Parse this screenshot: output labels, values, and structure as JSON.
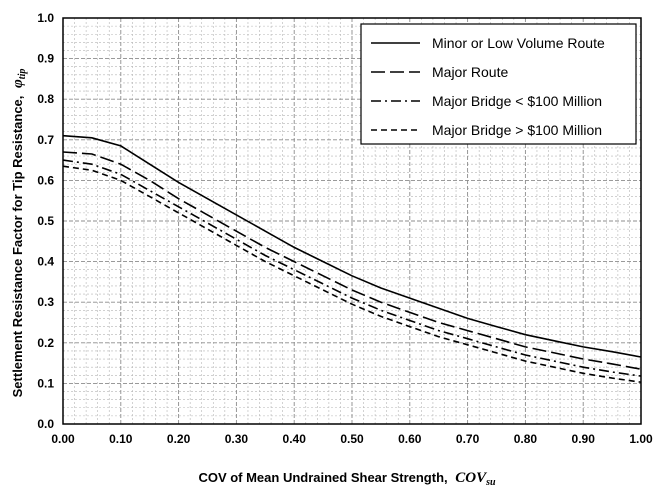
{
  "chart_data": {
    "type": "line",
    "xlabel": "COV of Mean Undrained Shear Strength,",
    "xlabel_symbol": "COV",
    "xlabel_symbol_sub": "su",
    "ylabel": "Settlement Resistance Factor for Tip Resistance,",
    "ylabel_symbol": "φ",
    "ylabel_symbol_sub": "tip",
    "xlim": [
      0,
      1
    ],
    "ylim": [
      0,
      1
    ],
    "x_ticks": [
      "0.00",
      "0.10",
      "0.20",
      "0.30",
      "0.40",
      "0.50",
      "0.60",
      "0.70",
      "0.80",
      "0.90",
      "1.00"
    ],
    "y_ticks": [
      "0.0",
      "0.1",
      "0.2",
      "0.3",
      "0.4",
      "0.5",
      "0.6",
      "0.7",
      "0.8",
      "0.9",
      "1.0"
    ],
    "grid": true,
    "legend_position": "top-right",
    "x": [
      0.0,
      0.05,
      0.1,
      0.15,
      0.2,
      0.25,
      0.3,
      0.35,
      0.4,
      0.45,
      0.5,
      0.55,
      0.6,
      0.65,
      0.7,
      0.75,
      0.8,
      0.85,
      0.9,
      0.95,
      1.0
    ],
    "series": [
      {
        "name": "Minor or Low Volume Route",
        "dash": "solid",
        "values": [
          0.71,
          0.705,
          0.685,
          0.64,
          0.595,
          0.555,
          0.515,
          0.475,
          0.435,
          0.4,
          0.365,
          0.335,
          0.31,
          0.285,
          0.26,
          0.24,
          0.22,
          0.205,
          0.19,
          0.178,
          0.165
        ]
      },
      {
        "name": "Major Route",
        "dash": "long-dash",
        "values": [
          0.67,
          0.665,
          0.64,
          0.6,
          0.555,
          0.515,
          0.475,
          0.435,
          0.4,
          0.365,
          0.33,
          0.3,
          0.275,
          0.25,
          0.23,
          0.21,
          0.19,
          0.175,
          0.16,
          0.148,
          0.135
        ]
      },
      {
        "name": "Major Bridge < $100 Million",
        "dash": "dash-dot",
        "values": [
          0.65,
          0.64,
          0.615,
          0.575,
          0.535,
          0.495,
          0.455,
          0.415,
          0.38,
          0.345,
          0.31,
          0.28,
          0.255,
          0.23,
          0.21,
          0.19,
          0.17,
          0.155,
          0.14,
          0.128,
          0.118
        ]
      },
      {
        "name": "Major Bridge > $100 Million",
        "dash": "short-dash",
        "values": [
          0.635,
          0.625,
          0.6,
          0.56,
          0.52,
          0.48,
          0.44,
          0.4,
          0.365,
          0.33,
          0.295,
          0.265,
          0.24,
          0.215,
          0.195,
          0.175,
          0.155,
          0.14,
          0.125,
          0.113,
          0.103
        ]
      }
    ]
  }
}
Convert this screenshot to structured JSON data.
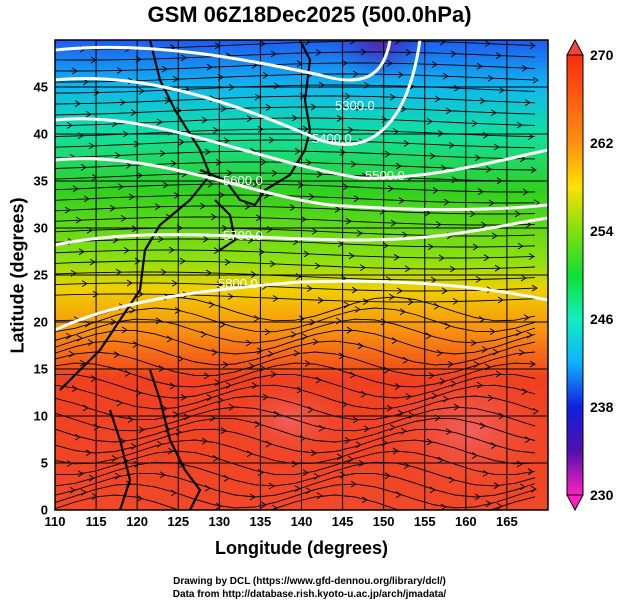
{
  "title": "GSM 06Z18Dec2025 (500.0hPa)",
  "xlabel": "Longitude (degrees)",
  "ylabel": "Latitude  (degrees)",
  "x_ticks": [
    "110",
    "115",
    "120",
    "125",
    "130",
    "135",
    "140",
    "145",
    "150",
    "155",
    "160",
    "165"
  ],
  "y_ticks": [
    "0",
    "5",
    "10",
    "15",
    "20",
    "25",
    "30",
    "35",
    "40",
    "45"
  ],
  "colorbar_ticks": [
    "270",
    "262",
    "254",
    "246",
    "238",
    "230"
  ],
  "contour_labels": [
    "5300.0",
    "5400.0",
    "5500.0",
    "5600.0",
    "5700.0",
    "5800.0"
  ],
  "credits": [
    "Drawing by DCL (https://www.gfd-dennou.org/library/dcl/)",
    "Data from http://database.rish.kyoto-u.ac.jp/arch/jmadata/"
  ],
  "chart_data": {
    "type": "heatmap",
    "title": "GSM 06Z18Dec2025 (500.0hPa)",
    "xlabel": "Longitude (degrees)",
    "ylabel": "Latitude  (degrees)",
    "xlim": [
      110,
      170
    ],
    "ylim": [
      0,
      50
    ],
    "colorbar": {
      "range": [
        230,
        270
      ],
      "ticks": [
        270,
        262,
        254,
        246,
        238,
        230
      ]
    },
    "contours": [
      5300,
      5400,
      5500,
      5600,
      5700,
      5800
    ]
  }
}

*Task*
Restate each entry word for word, leaving out any pictures.

*Response*
Parse this screenshot: output labels, values, and structure as JSON.
{
  "chart_data": {
    "type": "line",
    "xlabel": "COV of Mean Undrained Shear Strength,",
    "xlabel_symbol": "COV",
    "xlabel_symbol_sub": "su",
    "ylabel": "Settlement Resistance Factor for Tip Resistance,",
    "ylabel_symbol": "φ",
    "ylabel_symbol_sub": "tip",
    "xlim": [
      0,
      1
    ],
    "ylim": [
      0,
      1
    ],
    "x_ticks": [
      "0.00",
      "0.10",
      "0.20",
      "0.30",
      "0.40",
      "0.50",
      "0.60",
      "0.70",
      "0.80",
      "0.90",
      "1.00"
    ],
    "y_ticks": [
      "0.0",
      "0.1",
      "0.2",
      "0.3",
      "0.4",
      "0.5",
      "0.6",
      "0.7",
      "0.8",
      "0.9",
      "1.0"
    ],
    "grid": true,
    "legend_position": "top-right",
    "x": [
      0.0,
      0.05,
      0.1,
      0.15,
      0.2,
      0.25,
      0.3,
      0.35,
      0.4,
      0.45,
      0.5,
      0.55,
      0.6,
      0.65,
      0.7,
      0.75,
      0.8,
      0.85,
      0.9,
      0.95,
      1.0
    ],
    "series": [
      {
        "name": "Minor or Low Volume Route",
        "dash": "solid",
        "values": [
          0.71,
          0.705,
          0.685,
          0.64,
          0.595,
          0.555,
          0.515,
          0.475,
          0.435,
          0.4,
          0.365,
          0.335,
          0.31,
          0.285,
          0.26,
          0.24,
          0.22,
          0.205,
          0.19,
          0.178,
          0.165
        ]
      },
      {
        "name": "Major Route",
        "dash": "long-dash",
        "values": [
          0.67,
          0.665,
          0.64,
          0.6,
          0.555,
          0.515,
          0.475,
          0.435,
          0.4,
          0.365,
          0.33,
          0.3,
          0.275,
          0.25,
          0.23,
          0.21,
          0.19,
          0.175,
          0.16,
          0.148,
          0.135
        ]
      },
      {
        "name": "Major Bridge < $100 Million",
        "dash": "dash-dot",
        "values": [
          0.65,
          0.64,
          0.615,
          0.575,
          0.535,
          0.495,
          0.455,
          0.415,
          0.38,
          0.345,
          0.31,
          0.28,
          0.255,
          0.23,
          0.21,
          0.19,
          0.17,
          0.155,
          0.14,
          0.128,
          0.118
        ]
      },
      {
        "name": "Major Bridge > $100 Million",
        "dash": "short-dash",
        "values": [
          0.635,
          0.625,
          0.6,
          0.56,
          0.52,
          0.48,
          0.44,
          0.4,
          0.365,
          0.33,
          0.295,
          0.265,
          0.24,
          0.215,
          0.195,
          0.175,
          0.155,
          0.14,
          0.125,
          0.113,
          0.103
        ]
      }
    ]
  }
}
Convert this screenshot to structured JSON data.
{
  "title": "GSM 06Z18Dec2025 (500.0hPa)",
  "xlabel": "Longitude (degrees)",
  "ylabel": "Latitude  (degrees)",
  "x_ticks": [
    "110",
    "115",
    "120",
    "125",
    "130",
    "135",
    "140",
    "145",
    "150",
    "155",
    "160",
    "165"
  ],
  "y_ticks": [
    "0",
    "5",
    "10",
    "15",
    "20",
    "25",
    "30",
    "35",
    "40",
    "45"
  ],
  "colorbar_ticks": [
    "270",
    "262",
    "254",
    "246",
    "238",
    "230"
  ],
  "contour_labels": [
    "5300.0",
    "5400.0",
    "5500.0",
    "5600.0",
    "5700.0",
    "5800.0"
  ],
  "credits": [
    "Drawing by DCL (https://www.gfd-dennou.org/library/dcl/)",
    "Data from http://database.rish.kyoto-u.ac.jp/arch/jmadata/"
  ],
  "chart_data": {
    "type": "heatmap",
    "title": "GSM 06Z18Dec2025 (500.0hPa)",
    "xlabel": "Longitude (degrees)",
    "ylabel": "Latitude  (degrees)",
    "xlim": [
      110,
      170
    ],
    "ylim": [
      0,
      50
    ],
    "colorbar": {
      "range": [
        230,
        270
      ],
      "ticks": [
        270,
        262,
        254,
        246,
        238,
        230
      ]
    },
    "contours": [
      5300,
      5400,
      5500,
      5600,
      5700,
      5800
    ]
  }
}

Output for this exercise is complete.